WHAT THE TASK REQUIRES: Records follow. Copy every line with "SDTVAR".
START
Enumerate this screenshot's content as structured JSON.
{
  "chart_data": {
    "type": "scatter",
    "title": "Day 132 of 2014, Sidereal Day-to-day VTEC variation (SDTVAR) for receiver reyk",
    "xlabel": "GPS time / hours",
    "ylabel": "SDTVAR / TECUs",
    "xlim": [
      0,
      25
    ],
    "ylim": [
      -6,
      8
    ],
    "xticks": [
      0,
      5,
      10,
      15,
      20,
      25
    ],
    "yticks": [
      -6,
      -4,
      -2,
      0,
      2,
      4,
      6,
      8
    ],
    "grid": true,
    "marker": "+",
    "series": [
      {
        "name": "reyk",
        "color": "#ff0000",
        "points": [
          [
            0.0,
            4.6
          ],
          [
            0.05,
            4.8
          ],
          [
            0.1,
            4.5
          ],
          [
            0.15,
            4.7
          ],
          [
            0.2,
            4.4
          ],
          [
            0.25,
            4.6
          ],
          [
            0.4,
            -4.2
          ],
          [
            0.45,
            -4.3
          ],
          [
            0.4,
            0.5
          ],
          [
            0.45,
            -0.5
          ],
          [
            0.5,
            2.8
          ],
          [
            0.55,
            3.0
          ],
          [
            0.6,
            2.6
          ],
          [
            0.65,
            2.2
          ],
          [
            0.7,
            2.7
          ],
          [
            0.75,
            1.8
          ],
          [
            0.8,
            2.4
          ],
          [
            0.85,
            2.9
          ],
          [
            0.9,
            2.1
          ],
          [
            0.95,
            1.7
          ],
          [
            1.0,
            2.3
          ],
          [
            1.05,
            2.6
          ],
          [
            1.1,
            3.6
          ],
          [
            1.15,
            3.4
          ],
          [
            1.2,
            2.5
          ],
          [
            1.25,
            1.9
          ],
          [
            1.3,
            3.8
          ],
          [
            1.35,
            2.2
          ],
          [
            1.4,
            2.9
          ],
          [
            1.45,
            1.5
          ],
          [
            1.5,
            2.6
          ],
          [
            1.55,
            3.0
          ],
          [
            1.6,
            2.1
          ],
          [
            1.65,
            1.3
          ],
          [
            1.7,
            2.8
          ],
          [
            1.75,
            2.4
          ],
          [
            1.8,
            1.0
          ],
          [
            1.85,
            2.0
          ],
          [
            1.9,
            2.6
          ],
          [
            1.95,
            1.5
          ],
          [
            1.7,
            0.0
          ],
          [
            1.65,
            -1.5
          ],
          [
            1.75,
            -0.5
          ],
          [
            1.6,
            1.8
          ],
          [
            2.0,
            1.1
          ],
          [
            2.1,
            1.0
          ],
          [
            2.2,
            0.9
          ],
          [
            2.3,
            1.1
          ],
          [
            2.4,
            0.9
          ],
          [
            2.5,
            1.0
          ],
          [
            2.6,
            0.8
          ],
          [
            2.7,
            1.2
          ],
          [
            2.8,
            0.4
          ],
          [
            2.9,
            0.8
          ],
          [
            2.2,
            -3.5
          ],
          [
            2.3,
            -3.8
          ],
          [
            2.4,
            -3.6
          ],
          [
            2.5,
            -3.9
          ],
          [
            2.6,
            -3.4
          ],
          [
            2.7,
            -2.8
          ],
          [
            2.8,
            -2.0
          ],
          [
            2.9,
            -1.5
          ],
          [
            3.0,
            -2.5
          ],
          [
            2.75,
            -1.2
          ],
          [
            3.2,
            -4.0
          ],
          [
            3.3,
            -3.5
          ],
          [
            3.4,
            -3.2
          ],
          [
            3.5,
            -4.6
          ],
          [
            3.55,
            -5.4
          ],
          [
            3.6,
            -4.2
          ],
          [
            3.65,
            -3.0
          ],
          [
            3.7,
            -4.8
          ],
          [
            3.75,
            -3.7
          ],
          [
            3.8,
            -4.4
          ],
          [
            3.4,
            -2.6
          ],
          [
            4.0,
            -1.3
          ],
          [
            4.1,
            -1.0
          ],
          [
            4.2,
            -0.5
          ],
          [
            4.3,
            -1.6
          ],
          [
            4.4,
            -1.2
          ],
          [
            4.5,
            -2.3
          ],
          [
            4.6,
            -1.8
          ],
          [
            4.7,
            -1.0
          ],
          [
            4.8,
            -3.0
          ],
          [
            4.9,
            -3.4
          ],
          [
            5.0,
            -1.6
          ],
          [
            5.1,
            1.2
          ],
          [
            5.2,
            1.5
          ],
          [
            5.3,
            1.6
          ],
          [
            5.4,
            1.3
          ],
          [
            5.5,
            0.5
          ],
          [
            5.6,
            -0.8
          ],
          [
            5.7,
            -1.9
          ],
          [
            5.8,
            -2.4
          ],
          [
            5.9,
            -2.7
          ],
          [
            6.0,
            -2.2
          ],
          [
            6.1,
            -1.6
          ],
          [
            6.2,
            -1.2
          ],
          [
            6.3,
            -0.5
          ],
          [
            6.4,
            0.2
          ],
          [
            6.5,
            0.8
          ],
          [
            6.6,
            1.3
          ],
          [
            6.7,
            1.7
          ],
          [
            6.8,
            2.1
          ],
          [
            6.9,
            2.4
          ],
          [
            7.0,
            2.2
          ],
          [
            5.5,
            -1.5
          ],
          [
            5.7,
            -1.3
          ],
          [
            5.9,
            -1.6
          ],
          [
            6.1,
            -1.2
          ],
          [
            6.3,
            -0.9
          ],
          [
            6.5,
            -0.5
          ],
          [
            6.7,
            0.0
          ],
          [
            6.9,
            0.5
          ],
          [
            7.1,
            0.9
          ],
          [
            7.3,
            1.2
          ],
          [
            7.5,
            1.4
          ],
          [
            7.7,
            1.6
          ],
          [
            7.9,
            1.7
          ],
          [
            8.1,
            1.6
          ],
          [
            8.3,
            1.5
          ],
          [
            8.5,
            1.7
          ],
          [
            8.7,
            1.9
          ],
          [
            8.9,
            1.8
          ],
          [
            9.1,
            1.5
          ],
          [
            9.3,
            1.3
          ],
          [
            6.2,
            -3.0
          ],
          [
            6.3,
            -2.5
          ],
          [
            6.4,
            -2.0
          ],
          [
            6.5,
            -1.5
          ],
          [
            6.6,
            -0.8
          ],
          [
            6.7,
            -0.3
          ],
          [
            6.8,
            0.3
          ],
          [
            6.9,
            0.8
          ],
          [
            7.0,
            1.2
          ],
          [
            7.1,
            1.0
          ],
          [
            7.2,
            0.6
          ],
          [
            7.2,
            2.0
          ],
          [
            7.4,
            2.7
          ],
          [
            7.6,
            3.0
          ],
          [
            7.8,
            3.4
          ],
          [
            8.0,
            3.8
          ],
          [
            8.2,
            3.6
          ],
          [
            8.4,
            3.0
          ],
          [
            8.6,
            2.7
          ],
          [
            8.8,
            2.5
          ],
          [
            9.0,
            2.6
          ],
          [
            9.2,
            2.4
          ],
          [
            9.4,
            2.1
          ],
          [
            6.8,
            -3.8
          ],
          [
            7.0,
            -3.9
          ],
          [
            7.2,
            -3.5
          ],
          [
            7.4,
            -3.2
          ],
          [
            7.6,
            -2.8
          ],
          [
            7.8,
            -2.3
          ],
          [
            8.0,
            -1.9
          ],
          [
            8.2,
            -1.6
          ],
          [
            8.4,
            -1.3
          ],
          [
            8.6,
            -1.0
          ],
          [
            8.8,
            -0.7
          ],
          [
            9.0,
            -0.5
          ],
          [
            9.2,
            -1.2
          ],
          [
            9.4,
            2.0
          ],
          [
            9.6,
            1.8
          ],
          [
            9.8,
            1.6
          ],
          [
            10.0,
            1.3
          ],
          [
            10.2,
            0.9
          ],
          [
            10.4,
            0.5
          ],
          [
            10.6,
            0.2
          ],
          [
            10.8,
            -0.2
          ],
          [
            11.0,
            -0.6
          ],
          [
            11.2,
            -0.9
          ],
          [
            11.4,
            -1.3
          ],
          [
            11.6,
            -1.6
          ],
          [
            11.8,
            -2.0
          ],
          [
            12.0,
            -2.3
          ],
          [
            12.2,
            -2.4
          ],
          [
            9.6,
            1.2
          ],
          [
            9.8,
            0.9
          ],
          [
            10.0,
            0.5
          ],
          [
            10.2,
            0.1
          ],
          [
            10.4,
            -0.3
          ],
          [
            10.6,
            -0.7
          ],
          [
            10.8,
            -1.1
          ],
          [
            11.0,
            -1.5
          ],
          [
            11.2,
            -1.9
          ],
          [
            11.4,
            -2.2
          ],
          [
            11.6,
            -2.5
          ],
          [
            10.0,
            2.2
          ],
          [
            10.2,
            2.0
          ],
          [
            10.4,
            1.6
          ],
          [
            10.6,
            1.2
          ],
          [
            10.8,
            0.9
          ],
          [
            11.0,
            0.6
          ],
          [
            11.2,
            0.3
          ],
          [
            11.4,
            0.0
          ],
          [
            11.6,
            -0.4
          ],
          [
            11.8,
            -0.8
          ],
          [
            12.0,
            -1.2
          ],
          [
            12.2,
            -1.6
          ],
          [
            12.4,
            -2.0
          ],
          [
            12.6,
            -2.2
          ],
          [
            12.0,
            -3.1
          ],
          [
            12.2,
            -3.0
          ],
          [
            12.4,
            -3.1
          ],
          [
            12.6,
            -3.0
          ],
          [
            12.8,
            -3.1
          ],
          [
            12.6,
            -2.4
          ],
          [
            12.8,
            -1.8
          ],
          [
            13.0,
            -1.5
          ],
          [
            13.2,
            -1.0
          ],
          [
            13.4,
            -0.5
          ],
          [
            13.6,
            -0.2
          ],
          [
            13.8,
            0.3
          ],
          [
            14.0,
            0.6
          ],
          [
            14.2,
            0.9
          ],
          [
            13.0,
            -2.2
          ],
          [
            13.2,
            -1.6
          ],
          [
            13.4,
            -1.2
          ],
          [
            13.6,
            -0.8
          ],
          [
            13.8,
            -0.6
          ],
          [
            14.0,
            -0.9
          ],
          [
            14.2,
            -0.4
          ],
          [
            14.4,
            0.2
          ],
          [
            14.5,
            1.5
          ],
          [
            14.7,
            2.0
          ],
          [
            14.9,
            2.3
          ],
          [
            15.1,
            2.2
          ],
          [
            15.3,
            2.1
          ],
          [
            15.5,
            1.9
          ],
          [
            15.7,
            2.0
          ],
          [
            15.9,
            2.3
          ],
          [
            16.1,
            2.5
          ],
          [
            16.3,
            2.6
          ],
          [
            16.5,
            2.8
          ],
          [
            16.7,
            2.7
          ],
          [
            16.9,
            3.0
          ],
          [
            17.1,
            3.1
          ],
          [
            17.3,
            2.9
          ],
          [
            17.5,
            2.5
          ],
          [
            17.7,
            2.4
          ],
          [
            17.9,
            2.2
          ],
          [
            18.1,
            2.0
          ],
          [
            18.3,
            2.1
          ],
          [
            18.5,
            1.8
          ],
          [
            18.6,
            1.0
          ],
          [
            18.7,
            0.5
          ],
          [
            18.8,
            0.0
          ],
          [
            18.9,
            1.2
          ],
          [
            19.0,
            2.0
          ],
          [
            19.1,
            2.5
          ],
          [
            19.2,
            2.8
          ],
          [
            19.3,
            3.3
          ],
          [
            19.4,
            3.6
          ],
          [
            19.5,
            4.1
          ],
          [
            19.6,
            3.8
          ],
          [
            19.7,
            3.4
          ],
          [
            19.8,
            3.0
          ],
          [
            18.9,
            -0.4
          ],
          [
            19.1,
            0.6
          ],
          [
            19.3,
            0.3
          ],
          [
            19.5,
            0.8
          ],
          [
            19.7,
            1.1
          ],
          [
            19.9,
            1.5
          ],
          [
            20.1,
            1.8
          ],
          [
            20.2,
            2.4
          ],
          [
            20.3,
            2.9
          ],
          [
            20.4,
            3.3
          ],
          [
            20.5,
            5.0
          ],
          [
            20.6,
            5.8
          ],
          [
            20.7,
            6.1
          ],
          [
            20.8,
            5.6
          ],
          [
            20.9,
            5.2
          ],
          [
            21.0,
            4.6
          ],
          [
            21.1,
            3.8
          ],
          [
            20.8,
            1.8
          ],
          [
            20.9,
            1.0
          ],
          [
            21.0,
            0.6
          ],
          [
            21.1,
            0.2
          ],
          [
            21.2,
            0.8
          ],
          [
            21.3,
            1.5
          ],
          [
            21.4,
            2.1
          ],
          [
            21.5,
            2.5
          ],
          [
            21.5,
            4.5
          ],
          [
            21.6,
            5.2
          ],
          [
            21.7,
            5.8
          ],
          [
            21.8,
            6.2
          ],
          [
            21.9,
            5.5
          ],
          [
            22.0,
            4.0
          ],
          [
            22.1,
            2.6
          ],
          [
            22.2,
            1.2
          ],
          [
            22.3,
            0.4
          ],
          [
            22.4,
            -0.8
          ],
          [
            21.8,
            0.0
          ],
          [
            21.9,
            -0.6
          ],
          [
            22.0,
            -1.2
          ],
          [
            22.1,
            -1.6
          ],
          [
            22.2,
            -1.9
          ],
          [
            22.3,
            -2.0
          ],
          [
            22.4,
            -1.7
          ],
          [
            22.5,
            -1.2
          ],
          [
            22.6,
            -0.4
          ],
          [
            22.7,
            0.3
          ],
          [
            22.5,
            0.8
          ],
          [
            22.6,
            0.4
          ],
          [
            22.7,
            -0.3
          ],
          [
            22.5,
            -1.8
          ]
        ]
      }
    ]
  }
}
END
REPLY:
    "title": "Day 132 of 2014, Sidereal Day-to-day VTEC variation (SDTVAR) for receiver reyk",
    "ylabel": "SDTVAR / TECUs",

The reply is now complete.